What the task requires
Write out the whole listing word for word.

--- begin ---

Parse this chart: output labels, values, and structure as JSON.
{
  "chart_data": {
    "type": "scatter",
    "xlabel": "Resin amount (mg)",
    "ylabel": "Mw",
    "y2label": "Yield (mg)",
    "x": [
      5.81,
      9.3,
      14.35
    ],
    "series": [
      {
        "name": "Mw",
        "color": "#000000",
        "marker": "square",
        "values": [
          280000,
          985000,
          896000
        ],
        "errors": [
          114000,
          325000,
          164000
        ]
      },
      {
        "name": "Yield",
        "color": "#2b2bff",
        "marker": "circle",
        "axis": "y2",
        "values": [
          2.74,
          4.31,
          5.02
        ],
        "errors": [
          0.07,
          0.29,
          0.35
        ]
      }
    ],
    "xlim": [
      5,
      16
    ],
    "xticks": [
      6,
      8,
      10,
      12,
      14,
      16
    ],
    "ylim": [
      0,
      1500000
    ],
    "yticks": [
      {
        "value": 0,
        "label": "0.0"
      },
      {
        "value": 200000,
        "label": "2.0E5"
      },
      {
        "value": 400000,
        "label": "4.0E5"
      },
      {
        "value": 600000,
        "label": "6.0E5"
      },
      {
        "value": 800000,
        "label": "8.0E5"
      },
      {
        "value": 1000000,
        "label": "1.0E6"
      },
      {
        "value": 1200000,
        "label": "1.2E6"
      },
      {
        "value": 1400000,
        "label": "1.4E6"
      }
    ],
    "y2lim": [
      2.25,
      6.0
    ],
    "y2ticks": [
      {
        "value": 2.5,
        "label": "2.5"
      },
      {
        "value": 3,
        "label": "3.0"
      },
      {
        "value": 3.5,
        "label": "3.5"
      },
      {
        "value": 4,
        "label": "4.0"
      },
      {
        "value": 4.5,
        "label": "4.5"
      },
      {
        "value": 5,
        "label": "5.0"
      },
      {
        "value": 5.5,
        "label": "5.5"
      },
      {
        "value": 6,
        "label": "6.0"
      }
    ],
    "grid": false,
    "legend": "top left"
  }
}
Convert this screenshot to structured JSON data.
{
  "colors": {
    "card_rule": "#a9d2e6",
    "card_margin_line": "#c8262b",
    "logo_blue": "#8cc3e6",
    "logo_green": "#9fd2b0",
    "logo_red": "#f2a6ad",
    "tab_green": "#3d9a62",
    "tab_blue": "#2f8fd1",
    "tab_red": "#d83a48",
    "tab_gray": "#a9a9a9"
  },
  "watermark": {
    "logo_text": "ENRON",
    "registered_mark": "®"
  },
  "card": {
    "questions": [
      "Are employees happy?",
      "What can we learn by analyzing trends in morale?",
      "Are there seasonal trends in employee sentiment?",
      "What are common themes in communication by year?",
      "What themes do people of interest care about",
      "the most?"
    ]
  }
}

--- end ---

Result of the exercise
Parse this chart: output labels, values, and structure as JSON.
{
  "chart_data": {
    "type": "scatter",
    "xlabel": "Resin amount (mg)",
    "ylabel": "Mw",
    "y2label": "Yield (mg)",
    "x": [
      5.81,
      9.3,
      14.35
    ],
    "series": [
      {
        "name": "Mw",
        "color": "#000000",
        "marker": "square",
        "values": [
          280000,
          985000,
          896000
        ],
        "errors": [
          114000,
          325000,
          164000
        ]
      },
      {
        "name": "Yield",
        "color": "#2b2bff",
        "marker": "circle",
        "axis": "y2",
        "values": [
          2.74,
          4.31,
          5.02
        ],
        "errors": [
          0.07,
          0.29,
          0.35
        ]
      }
    ],
    "xlim": [
      5,
      16
    ],
    "xticks": [
      6,
      8,
      10,
      12,
      14,
      16
    ],
    "ylim": [
      0,
      1500000
    ],
    "yticks": [
      {
        "value": 0,
        "label": "0.0"
      },
      {
        "value": 200000,
        "label": "2.0E5"
      },
      {
        "value": 400000,
        "label": "4.0E5"
      },
      {
        "value": 600000,
        "label": "6.0E5"
      },
      {
        "value": 800000,
        "label": "8.0E5"
      },
      {
        "value": 1000000,
        "label": "1.0E6"
      },
      {
        "value": 1200000,
        "label": "1.2E6"
      },
      {
        "value": 1400000,
        "label": "1.4E6"
      }
    ],
    "y2lim": [
      2.25,
      6.0
    ],
    "y2ticks": [
      {
        "value": 2.5,
        "label": "2.5"
      },
      {
        "value": 3,
        "label": "3.0"
      },
      {
        "value": 3.5,
        "label": "3.5"
      },
      {
        "value": 4,
        "label": "4.0"
      },
      {
        "value": 4.5,
        "label": "4.5"
      },
      {
        "value": 5,
        "label": "5.0"
      },
      {
        "value": 5.5,
        "label": "5.5"
      },
      {
        "value": 6,
        "label": "6.0"
      }
    ],
    "grid": false,
    "legend": "top left"
  }
}
Convert this screenshot to structured JSON data.
{
  "colors": {
    "card_rule": "#a9d2e6",
    "card_margin_line": "#c8262b",
    "logo_blue": "#8cc3e6",
    "logo_green": "#9fd2b0",
    "logo_red": "#f2a6ad",
    "tab_green": "#3d9a62",
    "tab_blue": "#2f8fd1",
    "tab_red": "#d83a48",
    "tab_gray": "#a9a9a9"
  },
  "watermark": {
    "logo_text": "ENRON",
    "registered_mark": "®"
  },
  "card": {
    "questions": [
      "Are employees happy?",
      "What can we learn by analyzing trends in morale?",
      "Are there seasonal trends in employee sentiment?",
      "What are common themes in communication by year?",
      "What themes do people of interest care about",
      "the most?"
    ]
  }
}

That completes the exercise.